=== GIVEN TEXT ===
From 679418c151cc46eecaf9ca016f4a7721d3e7be38 Mon Sep 17 00:00:00 2001
From: Paul Adkisson <paul.wesley.adkisson@gmail.com>
Date: Fri, 13 Sep 2024 04:28:01 +1000
Subject: [PATCH] Added chunking/compression for string-only objects (#1042)

Co-authored-by: Cody Baker <51133164+CodyCBakerPhD@users.noreply.github.com>
Co-authored-by: Heberto Mayorquin <h.mayorquin@gmail.com>
---
 CHANGELOG.md                                  |  4 +-
 .../_configuration_models/_base_dataset_io.py | 28 +++++++++++--
 .../test_dataset_io_configuration_model.py    | 42 +++++++++++++++++++
 3 files changed, 69 insertions(+), 5 deletions(-)

diff --git a/CHANGELOG.md b/CHANGELOG.md
index 12ed1eaf9..cf4f6bfbb 100644
--- a/CHANGELOG.md
+++ b/CHANGELOG.md
@@ -1,6 +1,6 @@
 # Upcoming
 
-## v.0.6.3
+## v0.6.4
 
 ## Bug Fixes
 * Fixed a setup bug introduced in `v0.6.2` where installation process created a directory instead of a file for test configuration file  [PR #1070](https://github.com/catalystneuro/neuroconv/pull/1070)
@@ -9,10 +9,12 @@
 ## Deprecations
 
 ## Features
+* Added chunking/compression for string-only compound objects: [PR #1042](https://github.com/catalystneuro/neuroconv/pull/1042)
 * Added automated EFS volume creation and mounting to the `submit_aws_job` helper function. [PR #1018](https://github.com/catalystneuro/neuroconv/pull/1018)
 
 ## Improvements
 
+## v0.6.3
 
 
 ## v0.6.2 (September 10, 2024)
===
GOALS
**1.** In the patch's changelog, what problem does the listed bug fix address? Answer in one to three sentences.
**2.** Continue the neuroconv patch from the point where it stops.
=== INFORMATION PROVIDED ===
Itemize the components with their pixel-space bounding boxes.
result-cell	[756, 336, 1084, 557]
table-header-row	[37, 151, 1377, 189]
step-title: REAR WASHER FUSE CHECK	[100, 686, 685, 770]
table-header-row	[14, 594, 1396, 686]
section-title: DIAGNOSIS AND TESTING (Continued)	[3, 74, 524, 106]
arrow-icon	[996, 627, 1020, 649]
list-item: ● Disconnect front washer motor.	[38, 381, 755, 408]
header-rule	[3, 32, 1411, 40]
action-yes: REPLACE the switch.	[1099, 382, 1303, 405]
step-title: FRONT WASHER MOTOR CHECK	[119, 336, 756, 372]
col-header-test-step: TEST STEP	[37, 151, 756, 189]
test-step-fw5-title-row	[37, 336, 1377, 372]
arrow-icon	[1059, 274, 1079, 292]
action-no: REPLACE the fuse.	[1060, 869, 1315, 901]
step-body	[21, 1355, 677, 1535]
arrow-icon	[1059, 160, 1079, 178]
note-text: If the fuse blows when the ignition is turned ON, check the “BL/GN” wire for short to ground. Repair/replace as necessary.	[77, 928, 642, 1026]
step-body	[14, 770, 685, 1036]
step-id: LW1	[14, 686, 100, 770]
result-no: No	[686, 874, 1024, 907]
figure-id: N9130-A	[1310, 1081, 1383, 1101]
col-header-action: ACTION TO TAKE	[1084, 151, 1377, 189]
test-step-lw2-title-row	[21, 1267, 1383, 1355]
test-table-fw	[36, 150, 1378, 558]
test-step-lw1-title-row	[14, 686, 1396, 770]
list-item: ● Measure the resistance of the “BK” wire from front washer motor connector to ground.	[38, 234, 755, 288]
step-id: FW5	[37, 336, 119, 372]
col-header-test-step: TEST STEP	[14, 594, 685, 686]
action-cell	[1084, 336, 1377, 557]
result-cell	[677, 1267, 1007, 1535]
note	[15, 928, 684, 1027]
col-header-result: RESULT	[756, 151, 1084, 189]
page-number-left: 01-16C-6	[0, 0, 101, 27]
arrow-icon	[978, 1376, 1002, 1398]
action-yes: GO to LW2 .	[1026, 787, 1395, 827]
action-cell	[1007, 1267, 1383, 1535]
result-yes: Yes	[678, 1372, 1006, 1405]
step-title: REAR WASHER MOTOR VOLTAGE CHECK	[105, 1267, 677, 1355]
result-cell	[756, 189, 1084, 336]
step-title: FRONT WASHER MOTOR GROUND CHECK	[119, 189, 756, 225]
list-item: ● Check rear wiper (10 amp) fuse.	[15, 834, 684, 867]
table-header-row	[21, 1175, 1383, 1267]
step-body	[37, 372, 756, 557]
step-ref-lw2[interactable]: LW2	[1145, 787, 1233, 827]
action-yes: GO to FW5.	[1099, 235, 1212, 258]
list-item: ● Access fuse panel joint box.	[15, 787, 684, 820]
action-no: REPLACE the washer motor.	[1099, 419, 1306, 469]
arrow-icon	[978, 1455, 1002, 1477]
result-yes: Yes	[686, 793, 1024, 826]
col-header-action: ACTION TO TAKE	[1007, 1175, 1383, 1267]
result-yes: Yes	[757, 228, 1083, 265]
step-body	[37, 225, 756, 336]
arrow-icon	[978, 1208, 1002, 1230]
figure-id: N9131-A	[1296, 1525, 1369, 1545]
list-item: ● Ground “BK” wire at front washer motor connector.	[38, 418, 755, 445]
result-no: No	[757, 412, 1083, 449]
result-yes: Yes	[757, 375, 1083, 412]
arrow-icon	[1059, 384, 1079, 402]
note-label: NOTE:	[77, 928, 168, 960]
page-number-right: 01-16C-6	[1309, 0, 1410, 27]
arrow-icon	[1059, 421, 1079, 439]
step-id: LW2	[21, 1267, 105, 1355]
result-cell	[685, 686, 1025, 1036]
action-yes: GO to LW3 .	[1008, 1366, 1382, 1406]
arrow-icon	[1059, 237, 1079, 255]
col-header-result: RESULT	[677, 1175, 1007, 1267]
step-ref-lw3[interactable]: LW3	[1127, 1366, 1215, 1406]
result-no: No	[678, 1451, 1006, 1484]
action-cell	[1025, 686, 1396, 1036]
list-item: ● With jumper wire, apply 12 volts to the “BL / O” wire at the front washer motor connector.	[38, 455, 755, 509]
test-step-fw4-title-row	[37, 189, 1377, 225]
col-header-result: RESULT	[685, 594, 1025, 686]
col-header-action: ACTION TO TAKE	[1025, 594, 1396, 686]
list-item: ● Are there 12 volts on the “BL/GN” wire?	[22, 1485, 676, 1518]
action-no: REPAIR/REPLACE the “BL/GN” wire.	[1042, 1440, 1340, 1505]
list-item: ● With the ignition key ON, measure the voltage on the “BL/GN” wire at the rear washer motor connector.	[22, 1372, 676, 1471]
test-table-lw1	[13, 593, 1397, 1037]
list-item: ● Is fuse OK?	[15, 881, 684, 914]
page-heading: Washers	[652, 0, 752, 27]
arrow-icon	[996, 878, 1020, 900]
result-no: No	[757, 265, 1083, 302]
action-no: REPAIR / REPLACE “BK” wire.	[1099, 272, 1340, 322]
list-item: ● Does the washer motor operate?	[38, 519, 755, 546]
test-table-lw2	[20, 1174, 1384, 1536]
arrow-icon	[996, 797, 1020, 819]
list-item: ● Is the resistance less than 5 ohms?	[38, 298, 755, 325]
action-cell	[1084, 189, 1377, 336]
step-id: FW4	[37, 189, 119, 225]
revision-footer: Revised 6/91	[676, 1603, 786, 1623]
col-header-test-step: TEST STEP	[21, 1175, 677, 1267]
===
ANSWERS
**1.** It fixes a setup bug introduced in `v0.6.2`. During installation, that bug created a directory instead of a file for the test configuration file.

**2.**
diff --git a/src/neuroconv/tools/nwb_helpers/_configuration_models/_base_dataset_io.py b/src/neuroconv/tools/nwb_helpers/_configuration_models/_base_dataset_io.py
index 8b40e9a9e..9cdb97405 100644
--- a/src/neuroconv/tools/nwb_helpers/_configuration_models/_base_dataset_io.py
+++ b/src/neuroconv/tools/nwb_helpers/_configuration_models/_base_dataset_io.py
@@ -277,10 +277,30 @@ def from_neurodata_object(cls, neurodata_object: Container, dataset_name: Litera
             )
             compression_method = "gzip"
         elif dtype == np.dtype("object"):  # Unclear what default chunking/compression should be for compound objects
-            raise NotImplementedError(
-                f"Unable to create a `DatasetIOConfiguration` for the dataset at '{location_in_file}'"
-                f"for neurodata object '{neurodata_object}' of type '{type(neurodata_object)}'!"
-            )
+            # pandas reads in strings as objects by default: https://pandas.pydata.org/docs/user_guide/text.html
+            all_elements_are_strings = all([isinstance(element, str) for element in candidate_dataset[:].flat])
+            if all_elements_are_strings:
+                dtype = np.array([element for element in candidate_dataset[:].flat]).dtype
+                chunk_shape = SliceableDataChunkIterator.estimate_default_chunk_shape(
+                    chunk_mb=10.0, maxshape=full_shape, dtype=dtype
+                )
+                buffer_shape = SliceableDataChunkIterator.estimate_default_buffer_shape(
+                    buffer_gb=0.5, chunk_shape=chunk_shape, maxshape=full_shape, dtype=dtype
+                )
+                compression_method = "gzip"
+            else:
+                raise NotImplementedError(
+                    f"Unable to create a `DatasetIOConfiguration` for the dataset at '{location_in_file}'"
+                    f"for neurodata object '{neurodata_object}' of type '{type(neurodata_object)}'!"
+                )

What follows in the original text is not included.